(Excerpts from a figure dataset)
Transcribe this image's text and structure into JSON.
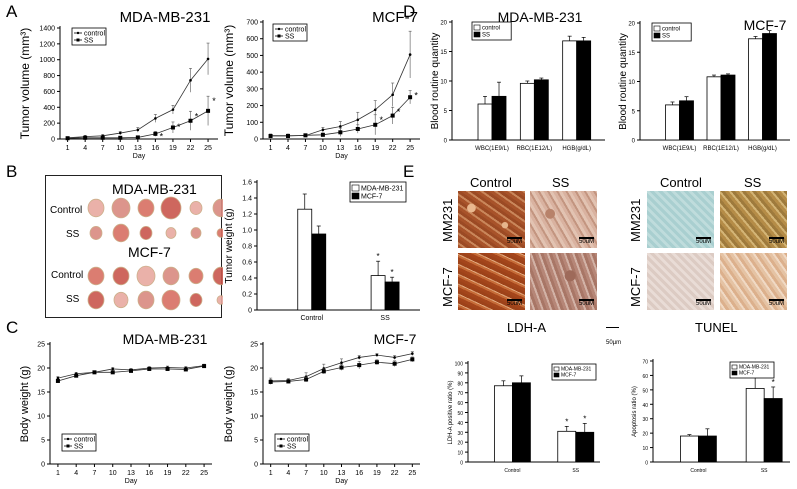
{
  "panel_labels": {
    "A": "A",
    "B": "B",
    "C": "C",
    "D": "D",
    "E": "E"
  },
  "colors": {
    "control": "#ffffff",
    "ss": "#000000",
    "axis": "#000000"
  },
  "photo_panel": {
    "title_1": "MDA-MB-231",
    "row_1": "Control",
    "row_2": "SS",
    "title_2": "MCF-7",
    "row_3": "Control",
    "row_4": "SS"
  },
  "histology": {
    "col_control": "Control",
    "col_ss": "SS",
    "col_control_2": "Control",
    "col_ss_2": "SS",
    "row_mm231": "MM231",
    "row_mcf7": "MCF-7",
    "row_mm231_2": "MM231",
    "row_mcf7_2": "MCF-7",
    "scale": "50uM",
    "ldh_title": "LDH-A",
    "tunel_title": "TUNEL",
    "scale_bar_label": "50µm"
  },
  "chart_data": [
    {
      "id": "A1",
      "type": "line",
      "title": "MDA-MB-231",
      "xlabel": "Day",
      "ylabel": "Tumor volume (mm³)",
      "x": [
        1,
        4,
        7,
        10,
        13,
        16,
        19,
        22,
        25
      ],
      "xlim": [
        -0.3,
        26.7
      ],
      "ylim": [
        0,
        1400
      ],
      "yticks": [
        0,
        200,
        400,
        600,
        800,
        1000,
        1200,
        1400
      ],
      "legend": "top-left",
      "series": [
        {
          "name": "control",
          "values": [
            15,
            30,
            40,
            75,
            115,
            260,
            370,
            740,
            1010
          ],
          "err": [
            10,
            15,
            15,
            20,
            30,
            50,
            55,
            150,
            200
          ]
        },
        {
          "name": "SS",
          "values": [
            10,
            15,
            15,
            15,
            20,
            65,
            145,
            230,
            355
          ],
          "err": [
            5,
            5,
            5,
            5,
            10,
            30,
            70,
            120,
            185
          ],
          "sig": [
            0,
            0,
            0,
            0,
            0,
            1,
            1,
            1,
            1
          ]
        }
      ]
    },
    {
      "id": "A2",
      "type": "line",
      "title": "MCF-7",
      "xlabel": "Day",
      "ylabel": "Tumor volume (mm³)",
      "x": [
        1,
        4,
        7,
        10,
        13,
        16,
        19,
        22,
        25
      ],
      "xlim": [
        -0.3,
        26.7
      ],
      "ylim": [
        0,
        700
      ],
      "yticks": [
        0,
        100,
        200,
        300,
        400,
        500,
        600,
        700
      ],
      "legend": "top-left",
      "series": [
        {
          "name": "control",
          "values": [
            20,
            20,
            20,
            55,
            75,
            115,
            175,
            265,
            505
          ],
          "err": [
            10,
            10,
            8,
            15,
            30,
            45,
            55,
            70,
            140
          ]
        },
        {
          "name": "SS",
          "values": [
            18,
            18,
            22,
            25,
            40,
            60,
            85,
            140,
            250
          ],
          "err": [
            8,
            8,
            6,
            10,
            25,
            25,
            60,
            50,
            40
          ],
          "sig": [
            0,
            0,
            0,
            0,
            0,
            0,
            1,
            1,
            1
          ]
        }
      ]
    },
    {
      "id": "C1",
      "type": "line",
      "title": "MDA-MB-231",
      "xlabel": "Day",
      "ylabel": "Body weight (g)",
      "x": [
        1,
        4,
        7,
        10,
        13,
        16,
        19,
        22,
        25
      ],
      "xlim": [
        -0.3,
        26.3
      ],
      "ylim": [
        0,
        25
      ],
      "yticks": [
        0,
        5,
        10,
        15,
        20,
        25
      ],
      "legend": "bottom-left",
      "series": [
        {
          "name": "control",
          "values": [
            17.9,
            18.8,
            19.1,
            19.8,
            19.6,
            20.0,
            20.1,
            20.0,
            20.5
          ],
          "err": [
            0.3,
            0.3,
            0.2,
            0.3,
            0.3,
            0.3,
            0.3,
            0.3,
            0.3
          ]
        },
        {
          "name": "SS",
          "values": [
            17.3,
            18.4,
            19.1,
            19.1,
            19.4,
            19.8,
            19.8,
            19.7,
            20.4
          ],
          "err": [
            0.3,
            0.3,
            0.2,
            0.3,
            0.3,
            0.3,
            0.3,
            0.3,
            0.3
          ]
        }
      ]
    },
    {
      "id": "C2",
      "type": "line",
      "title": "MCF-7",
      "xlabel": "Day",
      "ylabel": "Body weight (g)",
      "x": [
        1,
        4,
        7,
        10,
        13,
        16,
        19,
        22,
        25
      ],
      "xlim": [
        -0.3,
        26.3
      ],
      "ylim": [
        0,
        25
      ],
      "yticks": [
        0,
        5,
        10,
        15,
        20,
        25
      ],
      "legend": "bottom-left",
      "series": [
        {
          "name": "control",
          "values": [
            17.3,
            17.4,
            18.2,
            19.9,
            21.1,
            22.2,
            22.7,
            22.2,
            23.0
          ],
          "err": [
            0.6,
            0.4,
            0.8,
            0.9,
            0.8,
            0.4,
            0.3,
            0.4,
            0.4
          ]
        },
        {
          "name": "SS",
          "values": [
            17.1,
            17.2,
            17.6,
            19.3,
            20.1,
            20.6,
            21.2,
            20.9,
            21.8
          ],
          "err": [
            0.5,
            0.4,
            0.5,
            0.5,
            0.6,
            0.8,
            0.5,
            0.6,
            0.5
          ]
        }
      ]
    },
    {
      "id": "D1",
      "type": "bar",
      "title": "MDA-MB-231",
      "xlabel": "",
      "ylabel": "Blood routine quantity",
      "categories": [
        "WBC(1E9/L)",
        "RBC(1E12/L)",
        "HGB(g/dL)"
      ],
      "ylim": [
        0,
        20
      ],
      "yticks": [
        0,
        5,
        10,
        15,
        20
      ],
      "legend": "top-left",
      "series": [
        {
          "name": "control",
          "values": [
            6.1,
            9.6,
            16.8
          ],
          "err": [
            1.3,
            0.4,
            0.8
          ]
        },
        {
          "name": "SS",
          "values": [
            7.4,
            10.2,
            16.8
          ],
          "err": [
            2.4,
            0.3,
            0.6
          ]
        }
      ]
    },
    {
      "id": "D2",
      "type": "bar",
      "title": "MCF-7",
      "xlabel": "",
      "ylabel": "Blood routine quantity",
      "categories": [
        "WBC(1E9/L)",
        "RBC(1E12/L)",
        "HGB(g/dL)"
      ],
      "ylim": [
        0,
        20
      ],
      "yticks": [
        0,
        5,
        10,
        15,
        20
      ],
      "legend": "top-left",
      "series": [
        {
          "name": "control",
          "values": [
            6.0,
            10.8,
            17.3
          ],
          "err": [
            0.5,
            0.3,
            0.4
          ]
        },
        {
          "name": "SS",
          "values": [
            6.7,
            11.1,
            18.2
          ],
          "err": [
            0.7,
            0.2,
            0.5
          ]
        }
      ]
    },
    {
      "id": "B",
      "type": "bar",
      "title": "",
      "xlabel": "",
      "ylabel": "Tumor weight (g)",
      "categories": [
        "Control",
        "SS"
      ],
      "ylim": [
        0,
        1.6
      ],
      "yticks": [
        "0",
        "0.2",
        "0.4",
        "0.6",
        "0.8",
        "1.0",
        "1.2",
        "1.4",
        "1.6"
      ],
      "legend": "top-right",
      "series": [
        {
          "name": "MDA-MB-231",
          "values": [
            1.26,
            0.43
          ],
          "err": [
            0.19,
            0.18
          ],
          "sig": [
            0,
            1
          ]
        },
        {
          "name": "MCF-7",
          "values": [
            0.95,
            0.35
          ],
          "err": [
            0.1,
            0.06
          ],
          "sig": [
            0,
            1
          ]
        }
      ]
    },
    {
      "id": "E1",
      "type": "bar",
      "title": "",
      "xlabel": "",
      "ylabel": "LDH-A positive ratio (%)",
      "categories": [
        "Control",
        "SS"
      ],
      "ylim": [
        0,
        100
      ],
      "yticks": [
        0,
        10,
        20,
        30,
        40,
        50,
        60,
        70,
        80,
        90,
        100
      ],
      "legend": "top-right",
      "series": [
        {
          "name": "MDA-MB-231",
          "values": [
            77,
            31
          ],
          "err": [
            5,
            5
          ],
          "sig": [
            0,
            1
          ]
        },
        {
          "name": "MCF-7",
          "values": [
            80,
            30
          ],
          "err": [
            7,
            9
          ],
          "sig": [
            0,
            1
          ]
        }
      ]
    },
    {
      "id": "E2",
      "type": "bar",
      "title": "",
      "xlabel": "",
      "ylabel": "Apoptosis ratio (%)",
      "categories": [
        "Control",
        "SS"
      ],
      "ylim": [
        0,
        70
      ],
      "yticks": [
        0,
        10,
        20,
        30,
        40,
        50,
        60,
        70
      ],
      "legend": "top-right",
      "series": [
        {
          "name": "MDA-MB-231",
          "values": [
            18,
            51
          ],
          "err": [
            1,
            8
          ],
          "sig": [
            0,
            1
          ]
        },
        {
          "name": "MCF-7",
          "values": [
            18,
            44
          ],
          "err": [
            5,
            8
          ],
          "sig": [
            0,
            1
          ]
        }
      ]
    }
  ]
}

# Task goal:
Identify the lines of the entries containing the string "ratio". Copy each such line.

# Task result:
      "ylabel": "LDH-A positive ratio (%)",
      "ylabel": "Apoptosis ratio (%)",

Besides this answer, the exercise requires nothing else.